INFORMATION GIVEN -

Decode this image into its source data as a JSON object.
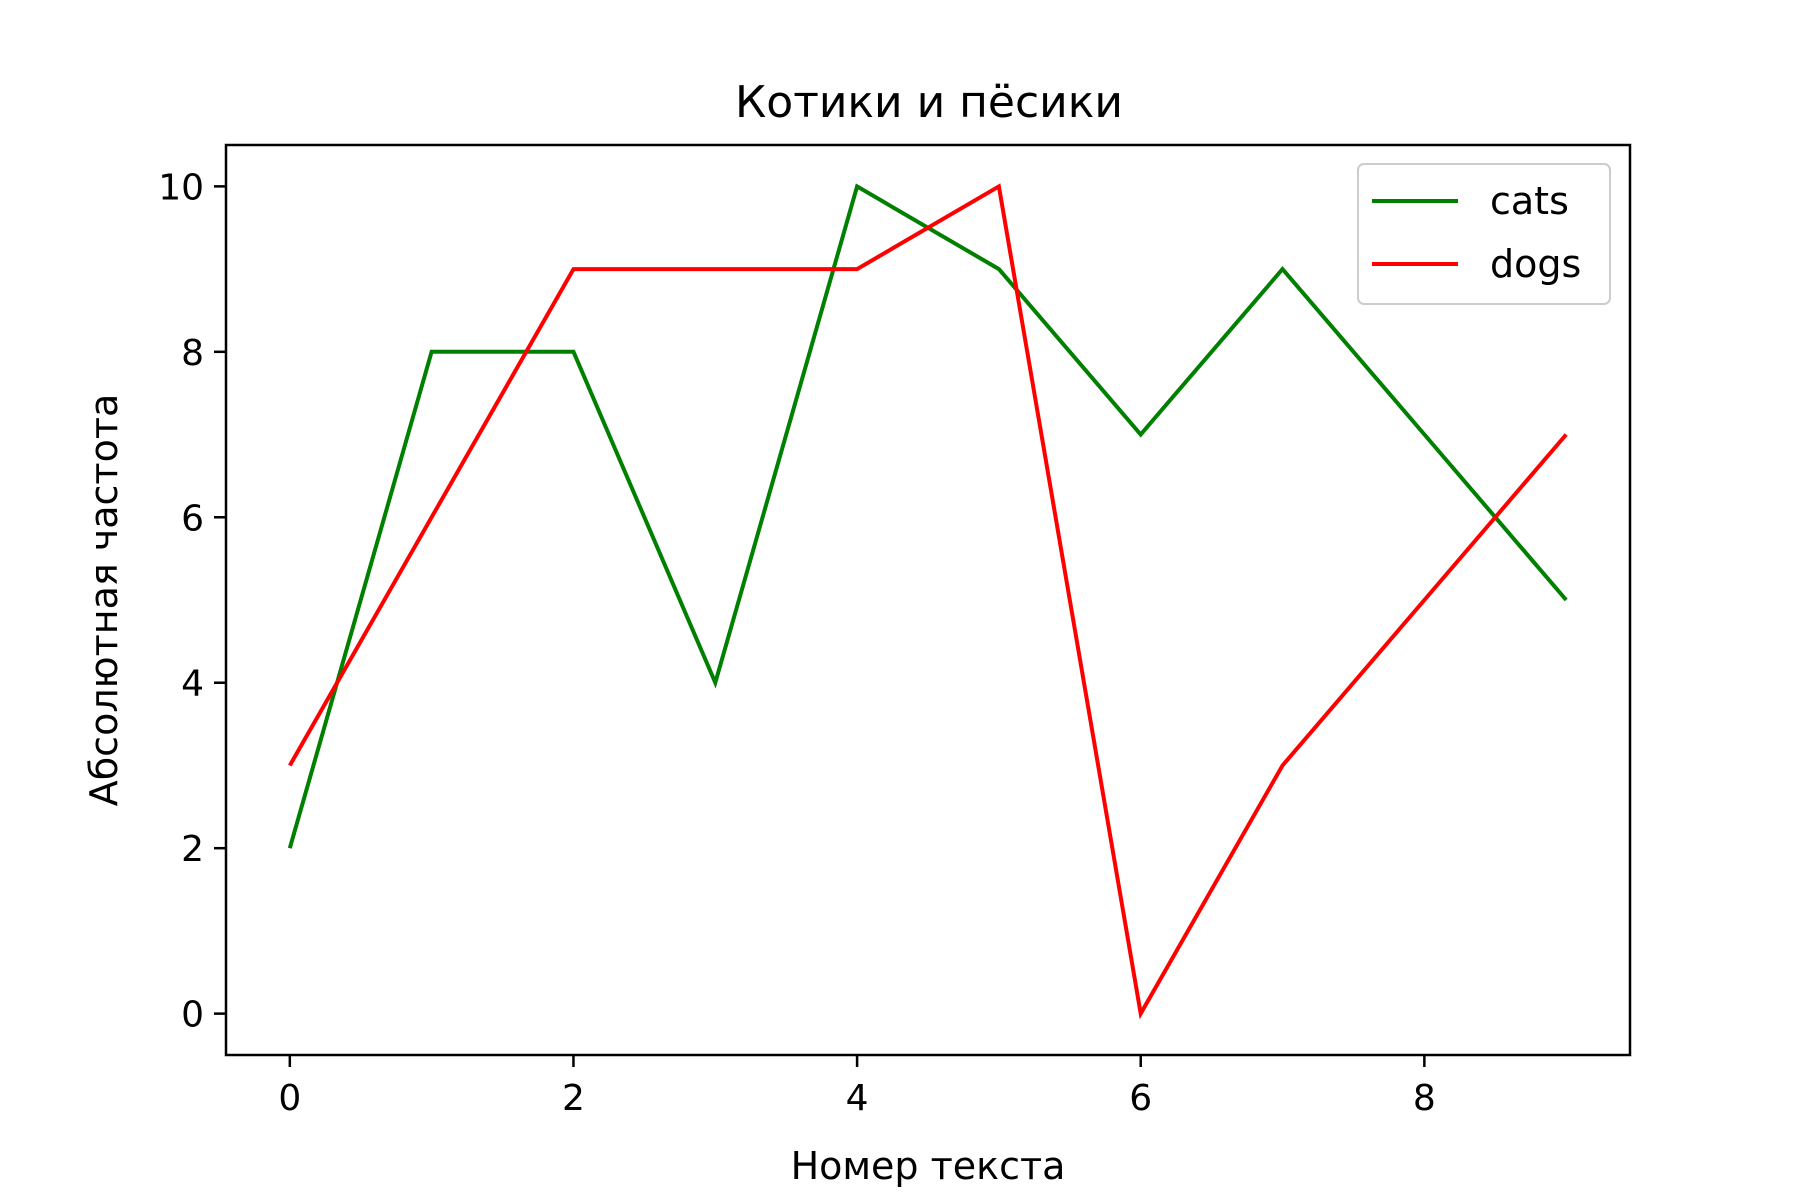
{
  "chart_data": {
    "type": "line",
    "title": "Котики и пёсики",
    "xlabel": "Номер текста",
    "ylabel": "Абсолютная частота",
    "x": [
      0,
      1,
      2,
      3,
      4,
      5,
      6,
      7,
      8,
      9
    ],
    "xlim": [
      -0.45,
      9.45
    ],
    "ylim": [
      -0.5,
      10.5
    ],
    "xticks": [
      0,
      2,
      4,
      6,
      8
    ],
    "yticks": [
      0,
      2,
      4,
      6,
      8,
      10
    ],
    "grid": false,
    "legend_position": "top-right",
    "series": [
      {
        "name": "cats",
        "color": "#008000",
        "values": [
          2,
          8,
          8,
          4,
          10,
          9,
          7,
          9,
          7,
          5
        ]
      },
      {
        "name": "dogs",
        "color": "#ff0000",
        "values": [
          3,
          6,
          9,
          9,
          9,
          10,
          0,
          3,
          5,
          7
        ]
      }
    ]
  }
}
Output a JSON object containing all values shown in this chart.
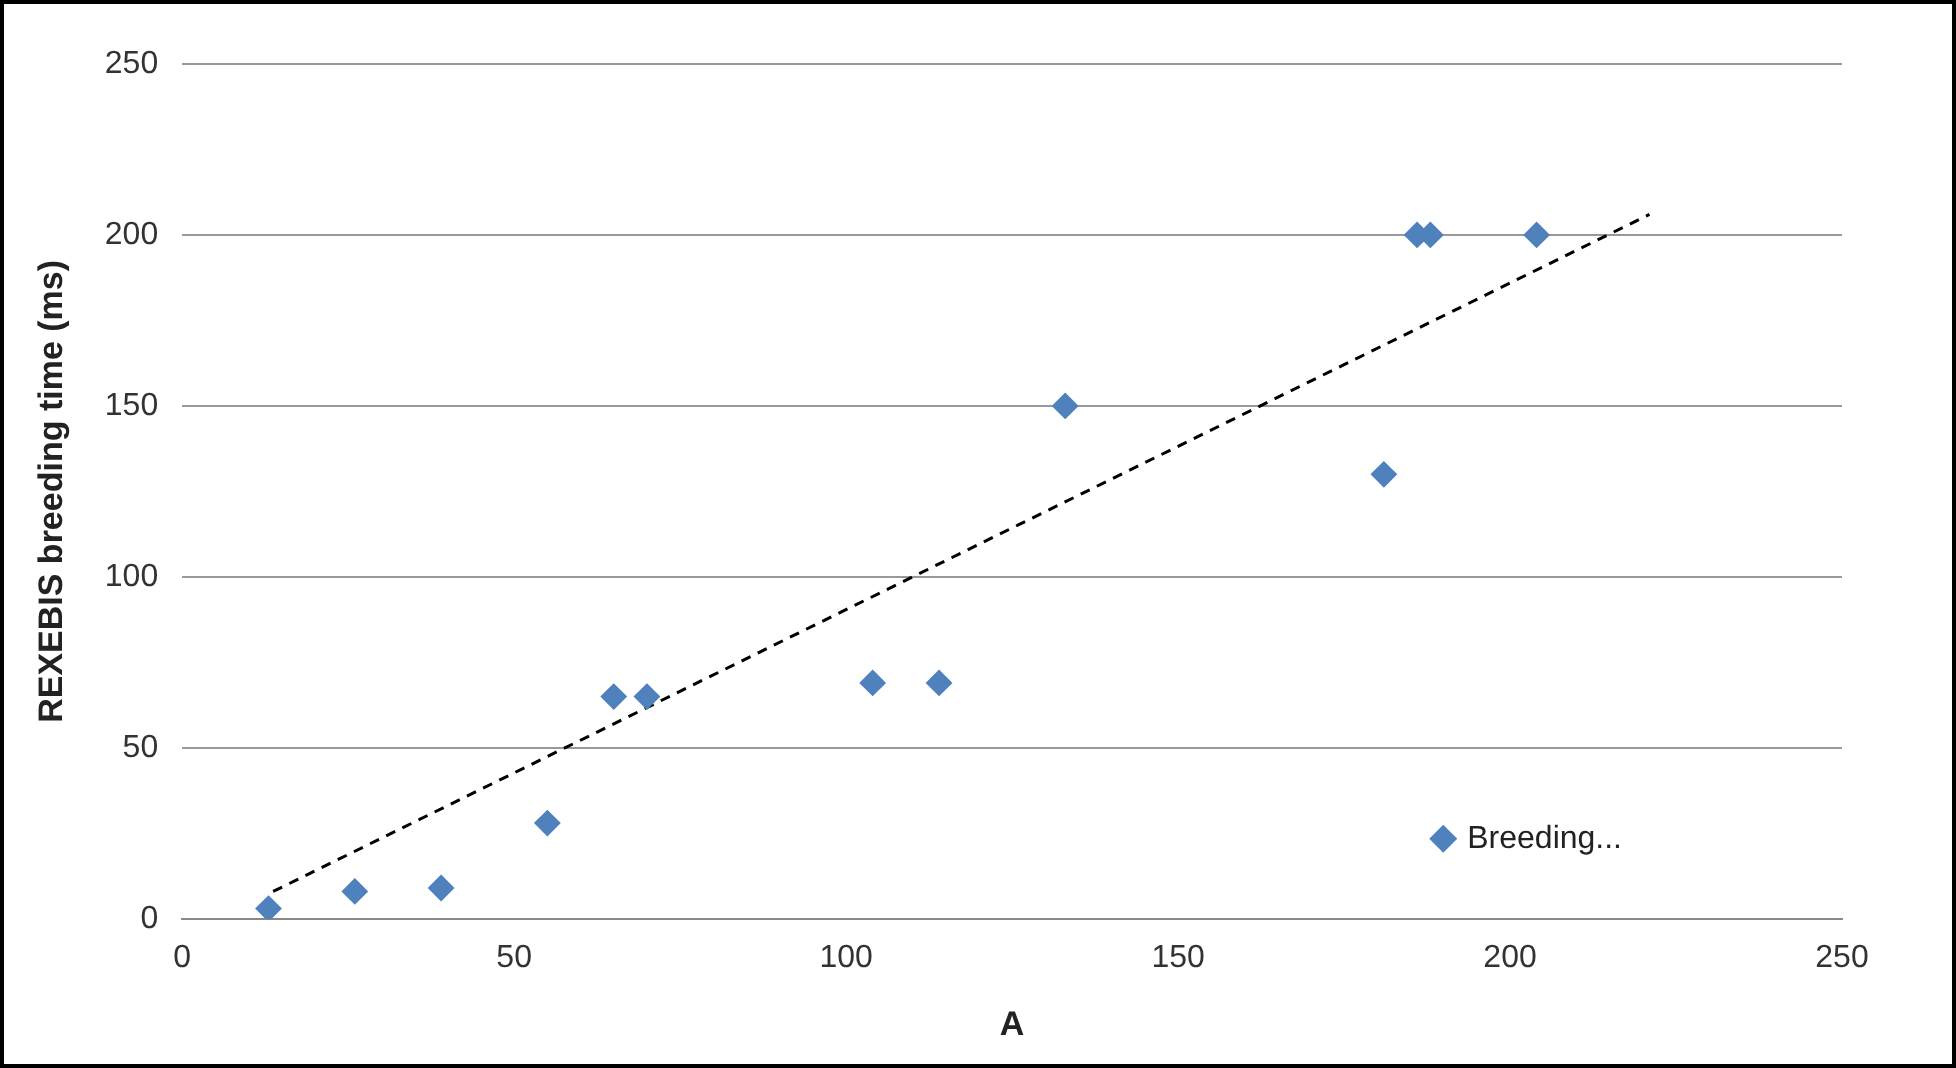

DIRECTIONS FOR THIS TASK - Reproduce the data verbatim. Do not carry any picture into the copy.

TASK OUTPUT -
Decode this image into its source data as a JSON object.
{
  "chart_data": {
    "type": "line",
    "title": "Котики и пёсики",
    "xlabel": "Номер текста",
    "ylabel": "Абсолютная частота",
    "x": [
      0,
      1,
      2,
      3,
      4,
      5,
      6,
      7,
      8,
      9
    ],
    "xlim": [
      -0.45,
      9.45
    ],
    "ylim": [
      -0.5,
      10.5
    ],
    "xticks": [
      0,
      2,
      4,
      6,
      8
    ],
    "yticks": [
      0,
      2,
      4,
      6,
      8,
      10
    ],
    "grid": false,
    "legend_position": "top-right",
    "series": [
      {
        "name": "cats",
        "color": "#008000",
        "values": [
          2,
          8,
          8,
          4,
          10,
          9,
          7,
          9,
          7,
          5
        ]
      },
      {
        "name": "dogs",
        "color": "#ff0000",
        "values": [
          3,
          6,
          9,
          9,
          9,
          10,
          0,
          3,
          5,
          7
        ]
      }
    ]
  }
}
Output a JSON object containing all values shown in this chart.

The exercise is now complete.